-- start of Dataset content --
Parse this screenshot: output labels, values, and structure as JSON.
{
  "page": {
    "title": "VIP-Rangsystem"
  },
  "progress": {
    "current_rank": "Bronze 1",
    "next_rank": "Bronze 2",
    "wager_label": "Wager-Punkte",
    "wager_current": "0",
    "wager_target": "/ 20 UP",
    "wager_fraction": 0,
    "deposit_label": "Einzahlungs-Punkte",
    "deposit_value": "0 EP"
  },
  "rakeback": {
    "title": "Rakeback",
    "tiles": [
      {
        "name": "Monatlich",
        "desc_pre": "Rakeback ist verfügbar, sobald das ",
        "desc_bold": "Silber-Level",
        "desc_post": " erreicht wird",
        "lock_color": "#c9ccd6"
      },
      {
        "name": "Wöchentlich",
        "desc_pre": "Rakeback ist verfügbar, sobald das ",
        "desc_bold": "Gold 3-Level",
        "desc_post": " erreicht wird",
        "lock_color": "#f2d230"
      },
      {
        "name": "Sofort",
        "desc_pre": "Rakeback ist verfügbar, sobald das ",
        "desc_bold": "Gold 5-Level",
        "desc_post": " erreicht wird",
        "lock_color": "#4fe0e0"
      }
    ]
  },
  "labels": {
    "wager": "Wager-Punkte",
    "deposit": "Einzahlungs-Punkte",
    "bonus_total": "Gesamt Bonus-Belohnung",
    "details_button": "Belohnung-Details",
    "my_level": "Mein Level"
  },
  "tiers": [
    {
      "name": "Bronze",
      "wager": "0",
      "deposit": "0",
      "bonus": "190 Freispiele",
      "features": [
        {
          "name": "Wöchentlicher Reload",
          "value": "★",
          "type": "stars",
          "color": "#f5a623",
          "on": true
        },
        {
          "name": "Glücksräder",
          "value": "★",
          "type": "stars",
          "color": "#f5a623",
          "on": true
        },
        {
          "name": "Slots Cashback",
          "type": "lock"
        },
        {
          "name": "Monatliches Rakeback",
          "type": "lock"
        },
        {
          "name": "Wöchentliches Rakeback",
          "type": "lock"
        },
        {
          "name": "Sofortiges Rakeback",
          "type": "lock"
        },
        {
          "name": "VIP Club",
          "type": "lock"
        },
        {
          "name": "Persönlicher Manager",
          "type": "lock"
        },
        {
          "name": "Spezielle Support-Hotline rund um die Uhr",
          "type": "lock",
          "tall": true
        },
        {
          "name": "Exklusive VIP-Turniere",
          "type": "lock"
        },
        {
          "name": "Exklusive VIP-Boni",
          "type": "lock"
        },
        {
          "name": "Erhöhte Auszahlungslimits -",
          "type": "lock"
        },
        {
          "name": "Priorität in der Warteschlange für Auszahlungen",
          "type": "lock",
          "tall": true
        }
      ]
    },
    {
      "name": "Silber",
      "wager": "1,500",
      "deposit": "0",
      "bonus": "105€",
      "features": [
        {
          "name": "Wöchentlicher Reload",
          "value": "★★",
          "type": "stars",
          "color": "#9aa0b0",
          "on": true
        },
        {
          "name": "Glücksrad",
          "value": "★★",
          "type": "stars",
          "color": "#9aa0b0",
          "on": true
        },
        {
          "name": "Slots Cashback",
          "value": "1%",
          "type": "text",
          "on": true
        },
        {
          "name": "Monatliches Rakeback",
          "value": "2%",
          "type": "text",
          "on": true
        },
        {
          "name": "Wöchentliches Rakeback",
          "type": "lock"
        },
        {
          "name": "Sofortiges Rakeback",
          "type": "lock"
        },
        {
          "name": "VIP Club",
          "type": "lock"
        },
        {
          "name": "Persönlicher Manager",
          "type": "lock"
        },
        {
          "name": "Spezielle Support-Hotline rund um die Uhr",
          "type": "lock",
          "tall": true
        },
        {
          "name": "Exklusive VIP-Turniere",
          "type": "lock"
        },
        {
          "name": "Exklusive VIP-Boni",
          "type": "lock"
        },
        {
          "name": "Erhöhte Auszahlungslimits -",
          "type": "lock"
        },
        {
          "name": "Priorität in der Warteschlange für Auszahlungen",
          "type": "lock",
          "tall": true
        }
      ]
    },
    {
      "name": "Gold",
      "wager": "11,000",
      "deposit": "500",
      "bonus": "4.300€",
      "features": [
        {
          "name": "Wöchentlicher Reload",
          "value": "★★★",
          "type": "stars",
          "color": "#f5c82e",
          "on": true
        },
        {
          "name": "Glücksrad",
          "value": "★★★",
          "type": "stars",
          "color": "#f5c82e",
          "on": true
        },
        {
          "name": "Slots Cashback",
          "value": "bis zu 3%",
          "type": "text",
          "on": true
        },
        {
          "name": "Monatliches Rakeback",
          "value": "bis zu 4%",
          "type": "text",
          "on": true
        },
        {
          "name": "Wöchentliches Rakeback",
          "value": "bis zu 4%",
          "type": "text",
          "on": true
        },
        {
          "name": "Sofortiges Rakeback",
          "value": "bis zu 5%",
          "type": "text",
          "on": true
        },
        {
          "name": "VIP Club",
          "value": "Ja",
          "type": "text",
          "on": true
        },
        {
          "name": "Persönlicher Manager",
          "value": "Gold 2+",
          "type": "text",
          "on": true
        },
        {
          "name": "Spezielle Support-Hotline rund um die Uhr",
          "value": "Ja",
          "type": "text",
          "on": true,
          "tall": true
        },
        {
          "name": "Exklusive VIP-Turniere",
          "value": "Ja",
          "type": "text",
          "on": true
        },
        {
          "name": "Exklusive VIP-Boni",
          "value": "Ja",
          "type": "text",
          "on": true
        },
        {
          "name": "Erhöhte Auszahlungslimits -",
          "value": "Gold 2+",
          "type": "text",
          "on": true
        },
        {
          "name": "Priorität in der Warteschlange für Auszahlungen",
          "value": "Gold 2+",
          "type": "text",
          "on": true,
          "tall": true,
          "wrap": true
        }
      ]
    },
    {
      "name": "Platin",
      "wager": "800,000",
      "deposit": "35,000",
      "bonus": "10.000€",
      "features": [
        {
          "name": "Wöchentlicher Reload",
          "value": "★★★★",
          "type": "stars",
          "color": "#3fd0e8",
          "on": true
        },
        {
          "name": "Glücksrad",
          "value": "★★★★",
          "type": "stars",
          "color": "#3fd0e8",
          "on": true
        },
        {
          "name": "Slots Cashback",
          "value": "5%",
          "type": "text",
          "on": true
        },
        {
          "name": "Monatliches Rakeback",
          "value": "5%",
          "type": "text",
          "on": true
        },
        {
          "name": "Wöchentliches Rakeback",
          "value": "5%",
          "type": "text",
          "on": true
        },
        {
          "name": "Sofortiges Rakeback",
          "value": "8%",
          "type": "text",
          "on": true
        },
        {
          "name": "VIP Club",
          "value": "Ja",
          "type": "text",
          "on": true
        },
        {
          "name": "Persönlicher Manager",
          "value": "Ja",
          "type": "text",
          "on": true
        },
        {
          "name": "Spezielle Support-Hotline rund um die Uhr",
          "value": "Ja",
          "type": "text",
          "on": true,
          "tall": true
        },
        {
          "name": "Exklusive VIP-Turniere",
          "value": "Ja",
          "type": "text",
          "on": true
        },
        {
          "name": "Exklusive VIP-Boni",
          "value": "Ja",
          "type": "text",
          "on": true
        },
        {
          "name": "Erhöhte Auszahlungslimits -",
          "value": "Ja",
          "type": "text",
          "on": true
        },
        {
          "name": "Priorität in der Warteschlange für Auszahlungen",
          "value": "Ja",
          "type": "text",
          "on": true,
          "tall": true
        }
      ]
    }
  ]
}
-- end of Dataset content --
Task to complete: Every entry above needs to be quoted exactly.

Correct response:
Parse this screenshot: output labels, values, and structure as JSON.
{
  "page": {
    "title": "VIP-Rangsystem"
  },
  "progress": {
    "current_rank": "Bronze 1",
    "next_rank": "Bronze 2",
    "wager_label": "Wager-Punkte",
    "wager_current": "0",
    "wager_target": "/ 20 UP",
    "wager_fraction": 0,
    "deposit_label": "Einzahlungs-Punkte",
    "deposit_value": "0 EP"
  },
  "rakeback": {
    "title": "Rakeback",
    "tiles": [
      {
        "name": "Monatlich",
        "desc_pre": "Rakeback ist verfügbar, sobald das ",
        "desc_bold": "Silber-Level",
        "desc_post": " erreicht wird",
        "lock_color": "#c9ccd6"
      },
      {
        "name": "Wöchentlich",
        "desc_pre": "Rakeback ist verfügbar, sobald das ",
        "desc_bold": "Gold 3-Level",
        "desc_post": " erreicht wird",
        "lock_color": "#f2d230"
      },
      {
        "name": "Sofort",
        "desc_pre": "Rakeback ist verfügbar, sobald das ",
        "desc_bold": "Gold 5-Level",
        "desc_post": " erreicht wird",
        "lock_color": "#4fe0e0"
      }
    ]
  },
  "labels": {
    "wager": "Wager-Punkte",
    "deposit": "Einzahlungs-Punkte",
    "bonus_total": "Gesamt Bonus-Belohnung",
    "details_button": "Belohnung-Details",
    "my_level": "Mein Level"
  },
  "tiers": [
    {
      "name": "Bronze",
      "wager": "0",
      "deposit": "0",
      "bonus": "190 Freispiele",
      "features": [
        {
          "name": "Wöchentlicher Reload",
          "value": "★",
          "type": "stars",
          "color": "#f5a623",
          "on": true
        },
        {
          "name": "Glücksräder",
          "value": "★",
          "type": "stars",
          "color": "#f5a623",
          "on": true
        },
        {
          "name": "Slots Cashback",
          "type": "lock"
        },
        {
          "name": "Monatliches Rakeback",
          "type": "lock"
        },
        {
          "name": "Wöchentliches Rakeback",
          "type": "lock"
        },
        {
          "name": "Sofortiges Rakeback",
          "type": "lock"
        },
        {
          "name": "VIP Club",
          "type": "lock"
        },
        {
          "name": "Persönlicher Manager",
          "type": "lock"
        },
        {
          "name": "Spezielle Support-Hotline rund um die Uhr",
          "type": "lock",
          "tall": true
        },
        {
          "name": "Exklusive VIP-Turniere",
          "type": "lock"
        },
        {
          "name": "Exklusive VIP-Boni",
          "type": "lock"
        },
        {
          "name": "Erhöhte Auszahlungslimits -",
          "type": "lock"
        },
        {
          "name": "Priorität in der Warteschlange für Auszahlungen",
          "type": "lock",
          "tall": true
        }
      ]
    },
    {
      "name": "Silber",
      "wager": "1,500",
      "deposit": "0",
      "bonus": "105€",
      "features": [
        {
          "name": "Wöchentlicher Reload",
          "value": "★★",
          "type": "stars",
          "color": "#9aa0b0",
          "on": true
        },
        {
          "name": "Glücksrad",
          "value": "★★",
          "type": "stars",
          "color": "#9aa0b0",
          "on": true
        },
        {
          "name": "Slots Cashback",
          "value": "1%",
          "type": "text",
          "on": true
        },
        {
          "name": "Monatliches Rakeback",
          "value": "2%",
          "type": "text",
          "on": true
        },
        {
          "name": "Wöchentliches Rakeback",
          "type": "lock"
        },
        {
          "name": "Sofortiges Rakeback",
          "type": "lock"
        },
        {
          "name": "VIP Club",
          "type": "lock"
        },
        {
          "name": "Persönlicher Manager",
          "type": "lock"
        },
        {
          "name": "Spezielle Support-Hotline rund um die Uhr",
          "type": "lock",
          "tall": true
        },
        {
          "name": "Exklusive VIP-Turniere",
          "type": "lock"
        },
        {
          "name": "Exklusive VIP-Boni",
          "type": "lock"
        },
        {
          "name": "Erhöhte Auszahlungslimits -",
          "type": "lock"
        },
        {
          "name": "Priorität in der Warteschlange für Auszahlungen",
          "type": "lock",
          "tall": true
        }
      ]
    },
    {
      "name": "Gold",
      "wager": "11,000",
      "deposit": "500",
      "bonus": "4.300€",
      "features": [
        {
          "name": "Wöchentlicher Reload",
          "value": "★★★",
          "type": "stars",
          "color": "#f5c82e",
          "on": true
        },
        {
          "name": "Glücksrad",
          "value": "★★★",
          "type": "stars",
          "color": "#f5c82e",
          "on": true
        },
        {
          "name": "Slots Cashback",
          "value": "bis zu 3%",
          "type": "text",
          "on": true
        },
        {
          "name": "Monatliches Rakeback",
          "value": "bis zu 4%",
          "type": "text",
          "on": true
        },
        {
          "name": "Wöchentliches Rakeback",
          "value": "bis zu 4%",
          "type": "text",
          "on": true
        },
        {
          "name": "Sofortiges Rakeback",
          "value": "bis zu 5%",
          "type": "text",
          "on": true
        },
        {
          "name": "VIP Club",
          "value": "Ja",
          "type": "text",
          "on": true
        },
        {
          "name": "Persönlicher Manager",
          "value": "Gold 2+",
          "type": "text",
          "on": true
        },
        {
          "name": "Spezielle Support-Hotline rund um die Uhr",
          "value": "Ja",
          "type": "text",
          "on": true,
          "tall": true
        },
        {
          "name": "Exklusive VIP-Turniere",
          "value": "Ja",
          "type": "text",
          "on": true
        },
        {
          "name": "Exklusive VIP-Boni",
          "value": "Ja",
          "type": "text",
          "on": true
        },
        {
          "name": "Erhöhte Auszahlungslimits -",
          "value": "Gold 2+",
          "type": "text",
          "on": true
        },
        {
          "name": "Priorität in der Warteschlange für Auszahlungen",
          "value": "Gold 2+",
          "type": "text",
          "on": true,
          "tall": true,
          "wrap": true
        }
      ]
    },
    {
      "name": "Platin",
      "wager": "800,000",
      "deposit": "35,000",
      "bonus": "10.000€",
      "features": [
        {
          "name": "Wöchentlicher Reload",
          "value": "★★★★",
          "type": "stars",
          "color": "#3fd0e8",
          "on": true
        },
        {
          "name": "Glücksrad",
          "value": "★★★★",
          "type": "stars",
          "color": "#3fd0e8",
          "on": true
        },
        {
          "name": "Slots Cashback",
          "value": "5%",
          "type": "text",
          "on": true
        },
        {
          "name": "Monatliches Rakeback",
          "value": "5%",
          "type": "text",
          "on": true
        },
        {
          "name": "Wöchentliches Rakeback",
          "value": "5%",
          "type": "text",
          "on": true
        },
        {
          "name": "Sofortiges Rakeback",
          "value": "8%",
          "type": "text",
          "on": true
        },
        {
          "name": "VIP Club",
          "value": "Ja",
          "type": "text",
          "on": true
        },
        {
          "name": "Persönlicher Manager",
          "value": "Ja",
          "type": "text",
          "on": true
        },
        {
          "name": "Spezielle Support-Hotline rund um die Uhr",
          "value": "Ja",
          "type": "text",
          "on": true,
          "tall": true
        },
        {
          "name": "Exklusive VIP-Turniere",
          "value": "Ja",
          "type": "text",
          "on": true
        },
        {
          "name": "Exklusive VIP-Boni",
          "value": "Ja",
          "type": "text",
          "on": true
        },
        {
          "name": "Erhöhte Auszahlungslimits -",
          "value": "Ja",
          "type": "text",
          "on": true
        },
        {
          "name": "Priorität in der Warteschlange für Auszahlungen",
          "value": "Ja",
          "type": "text",
          "on": true,
          "tall": true
        }
      ]
    }
  ]
}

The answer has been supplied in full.